### Your instructions
Say how many lines contain the word "документы". Only the number should be given.

□ □ □ □ □

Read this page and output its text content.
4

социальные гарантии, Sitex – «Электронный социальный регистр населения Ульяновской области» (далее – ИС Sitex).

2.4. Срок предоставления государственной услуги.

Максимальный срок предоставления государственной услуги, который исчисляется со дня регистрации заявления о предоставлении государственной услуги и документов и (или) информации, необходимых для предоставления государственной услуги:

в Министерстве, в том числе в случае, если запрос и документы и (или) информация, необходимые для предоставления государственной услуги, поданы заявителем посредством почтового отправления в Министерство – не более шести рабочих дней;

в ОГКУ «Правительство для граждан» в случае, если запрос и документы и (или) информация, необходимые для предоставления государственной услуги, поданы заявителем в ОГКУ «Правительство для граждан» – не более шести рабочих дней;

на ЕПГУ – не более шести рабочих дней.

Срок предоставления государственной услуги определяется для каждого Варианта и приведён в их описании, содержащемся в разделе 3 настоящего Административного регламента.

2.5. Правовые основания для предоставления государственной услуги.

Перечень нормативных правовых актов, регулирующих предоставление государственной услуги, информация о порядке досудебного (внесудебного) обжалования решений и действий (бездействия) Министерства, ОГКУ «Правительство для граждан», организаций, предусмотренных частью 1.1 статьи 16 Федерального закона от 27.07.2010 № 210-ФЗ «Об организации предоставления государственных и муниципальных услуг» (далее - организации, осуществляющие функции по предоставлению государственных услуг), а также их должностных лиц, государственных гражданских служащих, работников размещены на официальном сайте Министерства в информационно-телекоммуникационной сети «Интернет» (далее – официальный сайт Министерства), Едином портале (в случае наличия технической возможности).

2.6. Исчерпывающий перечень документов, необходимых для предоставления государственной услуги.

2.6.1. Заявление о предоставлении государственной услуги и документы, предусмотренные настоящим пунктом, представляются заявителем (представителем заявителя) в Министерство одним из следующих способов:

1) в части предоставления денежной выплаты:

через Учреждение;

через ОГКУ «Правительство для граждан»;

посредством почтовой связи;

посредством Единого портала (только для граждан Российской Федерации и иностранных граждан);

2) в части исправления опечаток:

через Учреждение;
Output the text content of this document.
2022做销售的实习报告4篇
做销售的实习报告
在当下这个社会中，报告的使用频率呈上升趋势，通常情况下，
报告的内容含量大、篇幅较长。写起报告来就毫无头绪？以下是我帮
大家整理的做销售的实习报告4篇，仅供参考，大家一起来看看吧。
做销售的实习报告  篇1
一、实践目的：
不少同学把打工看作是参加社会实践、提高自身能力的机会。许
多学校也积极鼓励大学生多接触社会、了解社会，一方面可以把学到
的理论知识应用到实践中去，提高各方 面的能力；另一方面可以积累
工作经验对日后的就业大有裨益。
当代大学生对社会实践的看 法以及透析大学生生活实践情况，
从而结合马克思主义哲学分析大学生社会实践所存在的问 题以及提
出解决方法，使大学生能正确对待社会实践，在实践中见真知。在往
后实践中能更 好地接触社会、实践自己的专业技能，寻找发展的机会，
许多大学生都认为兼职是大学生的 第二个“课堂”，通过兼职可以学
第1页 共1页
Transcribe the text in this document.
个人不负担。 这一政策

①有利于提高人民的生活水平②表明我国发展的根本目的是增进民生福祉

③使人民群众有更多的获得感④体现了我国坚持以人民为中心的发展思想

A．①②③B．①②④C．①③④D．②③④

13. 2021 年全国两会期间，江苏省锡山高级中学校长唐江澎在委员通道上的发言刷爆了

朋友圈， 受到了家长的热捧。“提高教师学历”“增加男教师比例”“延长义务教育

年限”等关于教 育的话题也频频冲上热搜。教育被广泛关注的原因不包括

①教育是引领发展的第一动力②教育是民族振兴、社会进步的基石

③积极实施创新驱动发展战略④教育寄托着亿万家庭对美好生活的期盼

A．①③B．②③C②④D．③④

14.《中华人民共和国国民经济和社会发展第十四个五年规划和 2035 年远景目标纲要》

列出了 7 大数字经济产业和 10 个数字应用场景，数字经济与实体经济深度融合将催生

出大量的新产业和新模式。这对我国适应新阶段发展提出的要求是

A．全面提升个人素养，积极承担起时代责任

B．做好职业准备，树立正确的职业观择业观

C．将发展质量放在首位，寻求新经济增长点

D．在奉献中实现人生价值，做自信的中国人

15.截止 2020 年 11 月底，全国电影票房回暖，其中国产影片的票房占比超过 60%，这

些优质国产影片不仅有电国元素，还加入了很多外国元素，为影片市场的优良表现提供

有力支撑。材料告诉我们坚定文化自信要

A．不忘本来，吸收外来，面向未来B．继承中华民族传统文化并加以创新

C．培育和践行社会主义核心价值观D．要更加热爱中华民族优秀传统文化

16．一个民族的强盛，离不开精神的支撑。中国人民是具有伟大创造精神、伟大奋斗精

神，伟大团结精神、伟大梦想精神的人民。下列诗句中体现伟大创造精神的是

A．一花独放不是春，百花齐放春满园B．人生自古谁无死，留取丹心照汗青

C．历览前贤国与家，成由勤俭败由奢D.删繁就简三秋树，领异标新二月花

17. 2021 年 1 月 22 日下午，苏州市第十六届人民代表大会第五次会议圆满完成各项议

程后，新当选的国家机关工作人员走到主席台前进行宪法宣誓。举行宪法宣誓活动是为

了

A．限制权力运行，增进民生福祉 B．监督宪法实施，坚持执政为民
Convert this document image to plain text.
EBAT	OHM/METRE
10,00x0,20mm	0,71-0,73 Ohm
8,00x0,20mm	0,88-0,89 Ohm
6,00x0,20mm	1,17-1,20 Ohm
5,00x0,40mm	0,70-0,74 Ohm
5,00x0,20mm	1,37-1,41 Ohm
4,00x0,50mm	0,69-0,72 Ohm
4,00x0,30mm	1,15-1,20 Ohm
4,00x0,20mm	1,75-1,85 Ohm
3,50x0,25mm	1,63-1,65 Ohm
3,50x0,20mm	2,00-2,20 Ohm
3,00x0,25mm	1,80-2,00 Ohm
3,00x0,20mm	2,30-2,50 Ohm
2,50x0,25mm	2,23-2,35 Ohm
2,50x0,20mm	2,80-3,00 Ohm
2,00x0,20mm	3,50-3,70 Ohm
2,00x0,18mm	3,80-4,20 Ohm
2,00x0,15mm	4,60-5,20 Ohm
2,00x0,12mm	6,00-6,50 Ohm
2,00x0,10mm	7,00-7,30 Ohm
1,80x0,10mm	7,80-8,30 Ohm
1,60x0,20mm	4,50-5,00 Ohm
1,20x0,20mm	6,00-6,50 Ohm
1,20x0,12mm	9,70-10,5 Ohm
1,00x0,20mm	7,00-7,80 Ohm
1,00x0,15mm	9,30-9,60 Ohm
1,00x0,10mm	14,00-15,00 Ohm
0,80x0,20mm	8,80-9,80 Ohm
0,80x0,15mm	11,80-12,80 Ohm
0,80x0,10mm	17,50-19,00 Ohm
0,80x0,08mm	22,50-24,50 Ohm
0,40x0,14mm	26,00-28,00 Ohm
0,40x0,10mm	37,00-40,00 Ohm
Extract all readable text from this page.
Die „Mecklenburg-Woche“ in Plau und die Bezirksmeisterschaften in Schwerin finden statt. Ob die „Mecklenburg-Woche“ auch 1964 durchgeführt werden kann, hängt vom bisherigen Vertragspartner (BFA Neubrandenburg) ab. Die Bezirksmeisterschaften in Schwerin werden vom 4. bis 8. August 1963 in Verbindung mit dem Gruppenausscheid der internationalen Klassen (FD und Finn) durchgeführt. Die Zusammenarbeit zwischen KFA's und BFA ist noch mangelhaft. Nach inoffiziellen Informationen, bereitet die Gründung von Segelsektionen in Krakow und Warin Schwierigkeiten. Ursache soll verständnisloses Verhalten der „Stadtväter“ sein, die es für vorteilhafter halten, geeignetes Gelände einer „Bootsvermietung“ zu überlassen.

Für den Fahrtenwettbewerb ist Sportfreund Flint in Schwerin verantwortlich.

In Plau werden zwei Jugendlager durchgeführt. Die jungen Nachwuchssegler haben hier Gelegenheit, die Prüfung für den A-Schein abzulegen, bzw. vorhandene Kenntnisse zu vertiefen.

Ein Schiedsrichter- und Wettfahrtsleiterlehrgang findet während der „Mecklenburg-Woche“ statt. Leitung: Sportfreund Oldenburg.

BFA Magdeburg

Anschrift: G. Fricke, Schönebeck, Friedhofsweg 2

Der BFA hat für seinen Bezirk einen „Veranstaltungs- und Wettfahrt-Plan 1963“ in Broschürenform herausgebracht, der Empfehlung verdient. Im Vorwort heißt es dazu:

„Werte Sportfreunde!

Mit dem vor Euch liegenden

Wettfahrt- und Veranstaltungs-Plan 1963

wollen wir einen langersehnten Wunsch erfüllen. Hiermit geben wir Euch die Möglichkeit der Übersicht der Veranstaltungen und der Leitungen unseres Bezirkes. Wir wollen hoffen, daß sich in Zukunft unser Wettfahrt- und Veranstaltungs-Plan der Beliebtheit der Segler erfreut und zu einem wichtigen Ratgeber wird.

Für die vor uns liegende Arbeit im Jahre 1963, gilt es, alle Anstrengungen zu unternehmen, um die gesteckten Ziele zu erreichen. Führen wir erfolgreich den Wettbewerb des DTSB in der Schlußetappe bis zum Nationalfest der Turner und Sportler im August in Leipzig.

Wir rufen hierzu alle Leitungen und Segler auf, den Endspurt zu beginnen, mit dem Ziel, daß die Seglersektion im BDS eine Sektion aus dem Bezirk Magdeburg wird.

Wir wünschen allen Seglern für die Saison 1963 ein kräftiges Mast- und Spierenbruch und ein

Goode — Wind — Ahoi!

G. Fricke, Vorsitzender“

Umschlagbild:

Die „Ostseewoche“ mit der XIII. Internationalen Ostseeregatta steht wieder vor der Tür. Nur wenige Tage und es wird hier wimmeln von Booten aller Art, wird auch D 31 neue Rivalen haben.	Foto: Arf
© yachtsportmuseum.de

□ □ □ □ □

### Solution below
3